PROBLEM DESCRIPTION: Repeat all entries exactly.

RECORDS PROVIDED:
┌──
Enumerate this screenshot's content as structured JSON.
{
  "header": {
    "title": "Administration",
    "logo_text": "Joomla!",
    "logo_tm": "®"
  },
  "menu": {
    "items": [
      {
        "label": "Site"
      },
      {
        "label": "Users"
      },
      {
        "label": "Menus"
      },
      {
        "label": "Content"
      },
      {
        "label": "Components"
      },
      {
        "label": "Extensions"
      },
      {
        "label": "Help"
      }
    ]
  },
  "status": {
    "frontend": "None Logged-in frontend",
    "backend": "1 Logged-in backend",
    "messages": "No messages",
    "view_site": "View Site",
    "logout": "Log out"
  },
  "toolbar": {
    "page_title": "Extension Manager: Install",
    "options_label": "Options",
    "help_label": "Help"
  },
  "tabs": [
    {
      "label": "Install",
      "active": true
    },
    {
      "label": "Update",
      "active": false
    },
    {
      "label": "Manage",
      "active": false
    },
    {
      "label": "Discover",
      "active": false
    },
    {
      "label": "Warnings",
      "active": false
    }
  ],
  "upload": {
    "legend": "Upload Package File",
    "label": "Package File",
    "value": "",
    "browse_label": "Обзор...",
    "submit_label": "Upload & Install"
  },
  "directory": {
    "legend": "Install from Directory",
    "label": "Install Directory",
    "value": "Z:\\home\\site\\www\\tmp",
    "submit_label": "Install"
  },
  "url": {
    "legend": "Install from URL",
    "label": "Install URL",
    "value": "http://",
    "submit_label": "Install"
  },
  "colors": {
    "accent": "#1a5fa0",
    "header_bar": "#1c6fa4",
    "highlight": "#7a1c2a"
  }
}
└──
COMPLETE OUTPUT:
Enumerate this screenshot's content as structured JSON.
{
  "header": {
    "title": "Administration",
    "logo_text": "Joomla!",
    "logo_tm": "®"
  },
  "menu": {
    "items": [
      {
        "label": "Site"
      },
      {
        "label": "Users"
      },
      {
        "label": "Menus"
      },
      {
        "label": "Content"
      },
      {
        "label": "Components"
      },
      {
        "label": "Extensions"
      },
      {
        "label": "Help"
      }
    ]
  },
  "status": {
    "frontend": "None Logged-in frontend",
    "backend": "1 Logged-in backend",
    "messages": "No messages",
    "view_site": "View Site",
    "logout": "Log out"
  },
  "toolbar": {
    "page_title": "Extension Manager: Install",
    "options_label": "Options",
    "help_label": "Help"
  },
  "tabs": [
    {
      "label": "Install",
      "active": true
    },
    {
      "label": "Update",
      "active": false
    },
    {
      "label": "Manage",
      "active": false
    },
    {
      "label": "Discover",
      "active": false
    },
    {
      "label": "Warnings",
      "active": false
    }
  ],
  "upload": {
    "legend": "Upload Package File",
    "label": "Package File",
    "value": "",
    "browse_label": "Обзор...",
    "submit_label": "Upload & Install"
  },
  "directory": {
    "legend": "Install from Directory",
    "label": "Install Directory",
    "value": "Z:\\home\\site\\www\\tmp",
    "submit_label": "Install"
  },
  "url": {
    "legend": "Install from URL",
    "label": "Install URL",
    "value": "http://",
    "submit_label": "Install"
  },
  "colors": {
    "accent": "#1a5fa0",
    "header_bar": "#1c6fa4",
    "highlight": "#7a1c2a"
  }
}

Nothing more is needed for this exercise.